Input for this task -
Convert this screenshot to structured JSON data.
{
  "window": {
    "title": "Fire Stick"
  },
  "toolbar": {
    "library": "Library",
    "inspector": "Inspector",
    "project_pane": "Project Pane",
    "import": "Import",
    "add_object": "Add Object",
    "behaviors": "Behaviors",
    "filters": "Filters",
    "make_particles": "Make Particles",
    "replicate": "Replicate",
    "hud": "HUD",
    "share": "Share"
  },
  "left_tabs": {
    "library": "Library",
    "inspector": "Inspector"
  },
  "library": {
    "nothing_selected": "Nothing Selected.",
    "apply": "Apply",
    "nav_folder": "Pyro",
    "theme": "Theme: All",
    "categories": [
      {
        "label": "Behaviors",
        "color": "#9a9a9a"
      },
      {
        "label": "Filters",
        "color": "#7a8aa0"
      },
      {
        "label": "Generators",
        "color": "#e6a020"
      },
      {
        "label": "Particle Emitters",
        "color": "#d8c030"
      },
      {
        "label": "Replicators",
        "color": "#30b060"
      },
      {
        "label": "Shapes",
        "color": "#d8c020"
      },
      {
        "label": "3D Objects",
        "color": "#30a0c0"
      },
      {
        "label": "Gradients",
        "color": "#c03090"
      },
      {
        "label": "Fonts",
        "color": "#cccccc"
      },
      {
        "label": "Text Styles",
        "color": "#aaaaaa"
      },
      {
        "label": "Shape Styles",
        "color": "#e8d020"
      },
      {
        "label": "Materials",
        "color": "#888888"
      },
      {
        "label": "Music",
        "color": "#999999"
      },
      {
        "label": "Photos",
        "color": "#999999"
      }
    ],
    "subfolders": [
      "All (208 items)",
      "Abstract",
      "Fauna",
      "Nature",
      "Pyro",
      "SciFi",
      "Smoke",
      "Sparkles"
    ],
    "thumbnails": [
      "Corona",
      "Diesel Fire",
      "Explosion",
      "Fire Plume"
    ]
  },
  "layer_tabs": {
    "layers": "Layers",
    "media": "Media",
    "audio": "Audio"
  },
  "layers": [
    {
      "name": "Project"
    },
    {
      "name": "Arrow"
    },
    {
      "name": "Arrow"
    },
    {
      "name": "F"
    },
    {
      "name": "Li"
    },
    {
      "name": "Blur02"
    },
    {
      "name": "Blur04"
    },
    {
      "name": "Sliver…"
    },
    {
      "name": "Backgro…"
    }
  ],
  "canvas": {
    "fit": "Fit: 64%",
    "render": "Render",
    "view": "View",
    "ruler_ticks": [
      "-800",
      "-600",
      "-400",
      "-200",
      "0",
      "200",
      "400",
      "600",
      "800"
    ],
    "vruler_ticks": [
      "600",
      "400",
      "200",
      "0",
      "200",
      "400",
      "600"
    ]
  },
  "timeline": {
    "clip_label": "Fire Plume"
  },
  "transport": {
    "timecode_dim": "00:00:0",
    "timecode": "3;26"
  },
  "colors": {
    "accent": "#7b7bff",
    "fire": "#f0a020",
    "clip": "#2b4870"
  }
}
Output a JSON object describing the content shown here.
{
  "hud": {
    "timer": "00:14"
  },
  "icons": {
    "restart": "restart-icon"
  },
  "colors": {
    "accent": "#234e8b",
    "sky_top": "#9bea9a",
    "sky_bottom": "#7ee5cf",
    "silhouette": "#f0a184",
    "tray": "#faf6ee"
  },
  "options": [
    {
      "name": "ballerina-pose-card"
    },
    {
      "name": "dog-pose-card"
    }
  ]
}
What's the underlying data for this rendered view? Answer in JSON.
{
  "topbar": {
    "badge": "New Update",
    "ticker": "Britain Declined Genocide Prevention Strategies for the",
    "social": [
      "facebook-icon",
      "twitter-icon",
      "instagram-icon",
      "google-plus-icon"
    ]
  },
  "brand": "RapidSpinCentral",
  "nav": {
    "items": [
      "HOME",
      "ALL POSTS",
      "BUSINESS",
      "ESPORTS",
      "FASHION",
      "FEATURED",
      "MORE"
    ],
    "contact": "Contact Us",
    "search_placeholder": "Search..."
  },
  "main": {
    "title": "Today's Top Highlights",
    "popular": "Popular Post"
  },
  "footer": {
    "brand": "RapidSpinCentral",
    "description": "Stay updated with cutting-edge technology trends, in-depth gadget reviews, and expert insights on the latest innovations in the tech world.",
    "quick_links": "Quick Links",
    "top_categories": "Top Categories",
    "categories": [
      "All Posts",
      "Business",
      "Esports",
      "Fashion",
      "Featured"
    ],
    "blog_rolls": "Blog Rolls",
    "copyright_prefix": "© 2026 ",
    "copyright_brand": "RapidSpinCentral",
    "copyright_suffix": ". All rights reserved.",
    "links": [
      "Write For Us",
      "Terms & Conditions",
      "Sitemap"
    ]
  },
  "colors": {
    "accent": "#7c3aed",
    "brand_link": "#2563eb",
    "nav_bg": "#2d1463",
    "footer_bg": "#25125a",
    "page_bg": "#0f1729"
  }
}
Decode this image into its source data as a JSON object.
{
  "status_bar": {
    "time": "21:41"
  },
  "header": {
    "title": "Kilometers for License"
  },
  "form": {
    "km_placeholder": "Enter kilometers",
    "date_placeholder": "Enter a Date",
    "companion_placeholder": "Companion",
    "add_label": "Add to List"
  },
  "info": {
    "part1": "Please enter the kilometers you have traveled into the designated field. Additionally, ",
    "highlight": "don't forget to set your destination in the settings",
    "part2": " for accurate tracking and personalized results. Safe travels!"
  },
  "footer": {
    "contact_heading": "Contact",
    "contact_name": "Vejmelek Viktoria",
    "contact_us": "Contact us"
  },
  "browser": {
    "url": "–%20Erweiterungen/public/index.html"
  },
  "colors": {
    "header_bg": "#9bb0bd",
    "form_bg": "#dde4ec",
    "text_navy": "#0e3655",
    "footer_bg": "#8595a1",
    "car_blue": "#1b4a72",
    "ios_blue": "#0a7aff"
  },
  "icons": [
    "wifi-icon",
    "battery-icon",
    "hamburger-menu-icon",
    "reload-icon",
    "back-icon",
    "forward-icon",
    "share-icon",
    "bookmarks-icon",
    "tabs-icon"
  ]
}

Stated exercise - Within the listing above, find every line containing the string "title" and return it.

Expected answer -
    "title": "Fire Stick"
    "title": "Today's Top Highlights",
    "title": "Kilometers for License"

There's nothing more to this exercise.